Challenge:
Write the listing below out again exactly, dropping the images.

───── Stored data ─────

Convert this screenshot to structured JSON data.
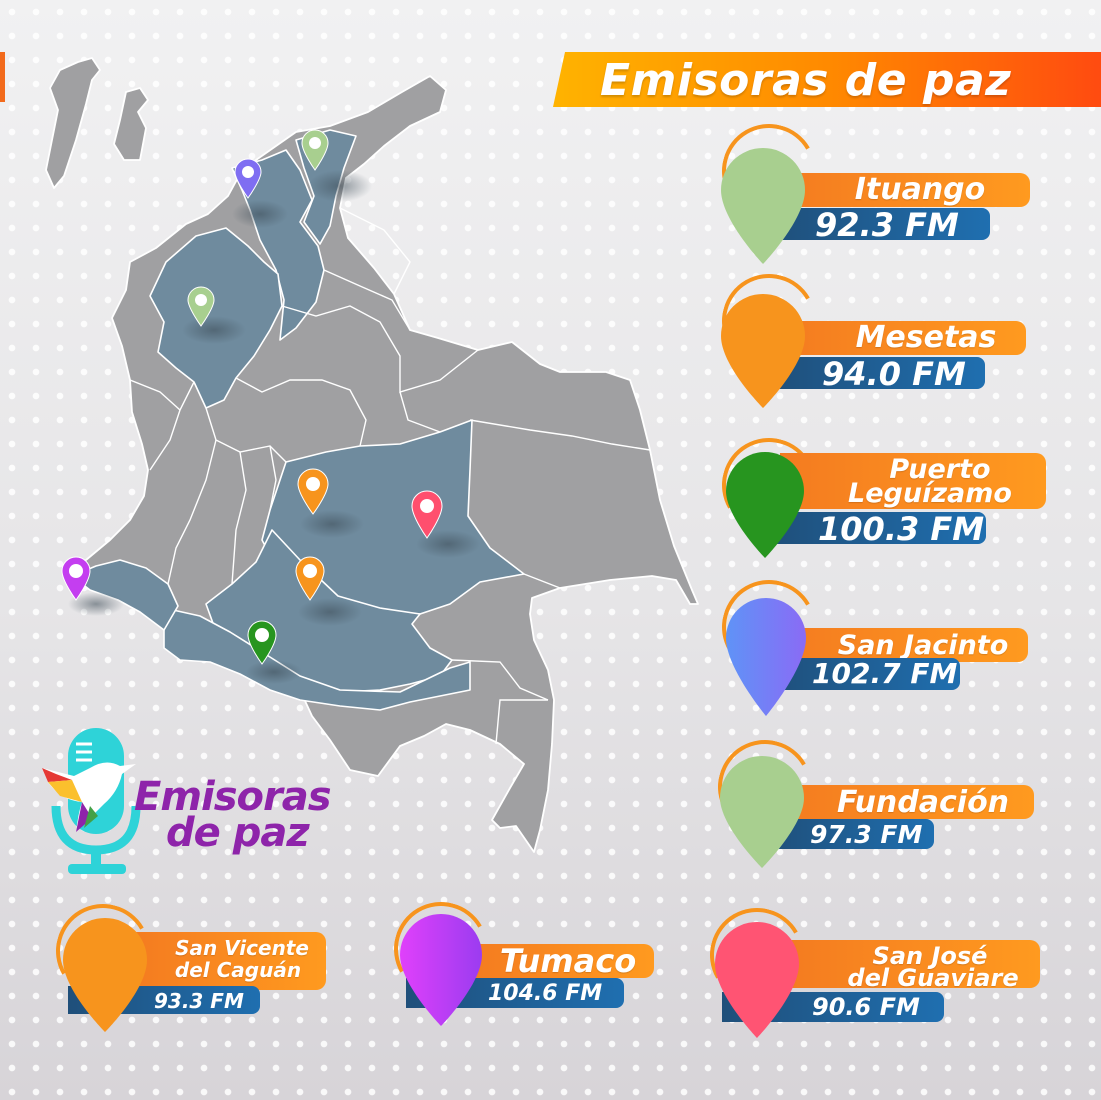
{
  "title": "Emisoras de paz",
  "logo": {
    "line1": "Emisoras",
    "line2": "de paz"
  },
  "stations": [
    {
      "name": "Ituango",
      "frequency": "92.3 FM",
      "pin_color": "#a8cf8f"
    },
    {
      "name": "Mesetas",
      "frequency": "94.0 FM",
      "pin_color": "#f7941d"
    },
    {
      "name_line1": "Puerto",
      "name_line2": "Leguízamo",
      "frequency": "100.3 FM",
      "pin_color": "#27951f"
    },
    {
      "name": "San Jacinto",
      "frequency": "102.7 FM",
      "pin_color": "#6f74f5"
    },
    {
      "name": "Fundación",
      "frequency": "97.3 FM",
      "pin_color": "#a8cf8f"
    },
    {
      "name_line1": "San Vicente",
      "name_line2": "del Caguán",
      "frequency": "93.3 FM",
      "pin_color": "#f7941d"
    },
    {
      "name": "Tumaco",
      "frequency": "104.6 FM",
      "pin_color": "#c43ef0"
    },
    {
      "name_line1": "San José",
      "name_line2": "del Guaviare",
      "frequency": "90.6 FM",
      "pin_color": "#ff4f6e"
    }
  ]
}
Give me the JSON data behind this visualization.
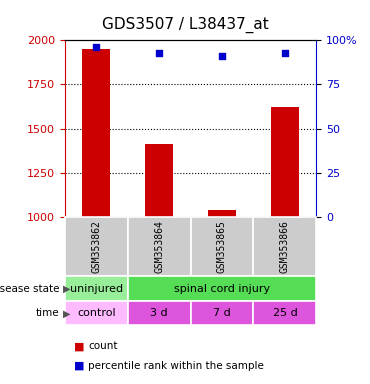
{
  "title": "GDS3507 / L38437_at",
  "samples": [
    "GSM353862",
    "GSM353864",
    "GSM353865",
    "GSM353866"
  ],
  "counts": [
    1950,
    1415,
    1040,
    1620
  ],
  "percentiles": [
    96,
    93,
    91,
    93
  ],
  "ylim_left": [
    1000,
    2000
  ],
  "ylim_right": [
    0,
    100
  ],
  "yticks_left": [
    1000,
    1250,
    1500,
    1750,
    2000
  ],
  "yticks_right": [
    0,
    25,
    50,
    75,
    100
  ],
  "ytick_labels_right": [
    "0",
    "25",
    "50",
    "75",
    "100%"
  ],
  "bar_color": "#cc0000",
  "dot_color": "#0000cc",
  "disease_uninjured_color": "#99ee99",
  "disease_injury_color": "#55dd55",
  "time_control_color": "#ffbbff",
  "time_other_color": "#dd55dd",
  "gray_box_color": "#cccccc",
  "row_label_disease": "disease state",
  "row_label_time": "time",
  "legend_count": "count",
  "legend_percentile": "percentile rank within the sample",
  "bar_width": 0.45
}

─────

The solution:
Convert this screenshot to structured JSON data.
{
  "title": "Emisoras de paz",
  "logo": {
    "line1": "Emisoras",
    "line2": "de paz"
  },
  "stations": [
    {
      "name": "Ituango",
      "frequency": "92.3 FM",
      "pin_color": "#a8cf8f"
    },
    {
      "name": "Mesetas",
      "frequency": "94.0 FM",
      "pin_color": "#f7941d"
    },
    {
      "name_line1": "Puerto",
      "name_line2": "Leguízamo",
      "frequency": "100.3 FM",
      "pin_color": "#27951f"
    },
    {
      "name": "San Jacinto",
      "frequency": "102.7 FM",
      "pin_color": "#6f74f5"
    },
    {
      "name": "Fundación",
      "frequency": "97.3 FM",
      "pin_color": "#a8cf8f"
    },
    {
      "name_line1": "San Vicente",
      "name_line2": "del Caguán",
      "frequency": "93.3 FM",
      "pin_color": "#f7941d"
    },
    {
      "name": "Tumaco",
      "frequency": "104.6 FM",
      "pin_color": "#c43ef0"
    },
    {
      "name_line1": "San José",
      "name_line2": "del Guaviare",
      "frequency": "90.6 FM",
      "pin_color": "#ff4f6e"
    }
  ]
}
Give me the JSON data behind this visualization.
{
  "title": "GDS3507 / L38437_at",
  "samples": [
    "GSM353862",
    "GSM353864",
    "GSM353865",
    "GSM353866"
  ],
  "counts": [
    1950,
    1415,
    1040,
    1620
  ],
  "percentiles": [
    96,
    93,
    91,
    93
  ],
  "ylim_left": [
    1000,
    2000
  ],
  "ylim_right": [
    0,
    100
  ],
  "yticks_left": [
    1000,
    1250,
    1500,
    1750,
    2000
  ],
  "yticks_right": [
    0,
    25,
    50,
    75,
    100
  ],
  "ytick_labels_right": [
    "0",
    "25",
    "50",
    "75",
    "100%"
  ],
  "bar_color": "#cc0000",
  "dot_color": "#0000cc",
  "disease_uninjured_color": "#99ee99",
  "disease_injury_color": "#55dd55",
  "time_control_color": "#ffbbff",
  "time_other_color": "#dd55dd",
  "gray_box_color": "#cccccc",
  "row_label_disease": "disease state",
  "row_label_time": "time",
  "legend_count": "count",
  "legend_percentile": "percentile rank within the sample",
  "bar_width": 0.45
}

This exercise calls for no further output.